# Start of Data shown

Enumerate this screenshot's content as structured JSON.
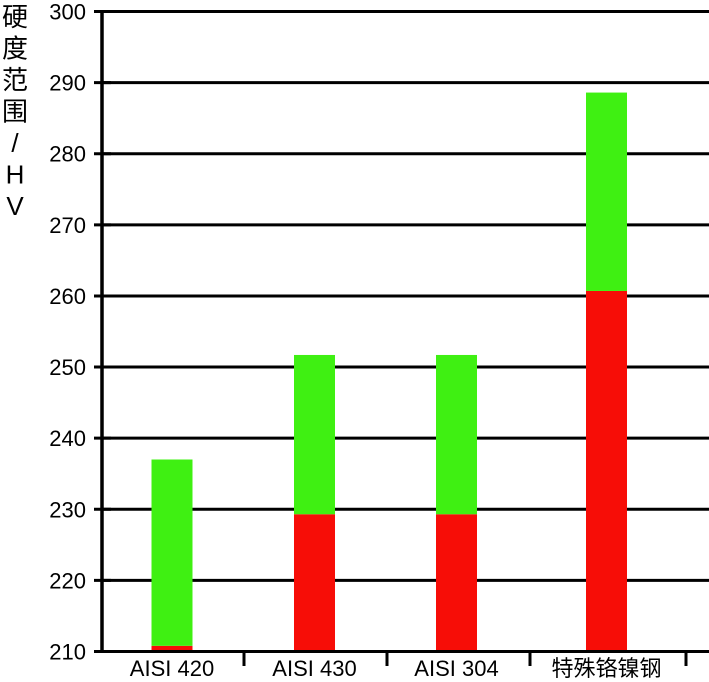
{
  "chart_data": {
    "type": "bar",
    "subtype": "stacked-range-columns",
    "title": "",
    "xlabel": "",
    "ylabel": "硬度范围/HV",
    "ylim": [
      210,
      300
    ],
    "ytick_step": 10,
    "ytick_labels": [
      "210",
      "220",
      "230",
      "240",
      "250",
      "260",
      "270",
      "280",
      "290",
      "300"
    ],
    "categories": [
      "AISI 420",
      "AISI 430",
      "AISI 304",
      "特殊铬镍钢"
    ],
    "series": [
      {
        "name": "lower-range-red",
        "color": "#f70d07",
        "from": [
          210,
          210,
          210,
          210
        ],
        "to": [
          210.8,
          229.3,
          229.3,
          260.7
        ]
      },
      {
        "name": "upper-range-green",
        "color": "#3ff012",
        "from": [
          210.8,
          229.3,
          229.3,
          260.7
        ],
        "to": [
          237,
          251.7,
          251.7,
          288.6
        ]
      }
    ],
    "grid": "horizontal",
    "legend": "none",
    "background": "#ffffff",
    "axis_color": "#000000"
  }
}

# End of Data shown

Instruction | Copy the lines from the entries above in which the word "name" appears.

Response below |
        "name": "lower-range-red",
        "name": "upper-range-green",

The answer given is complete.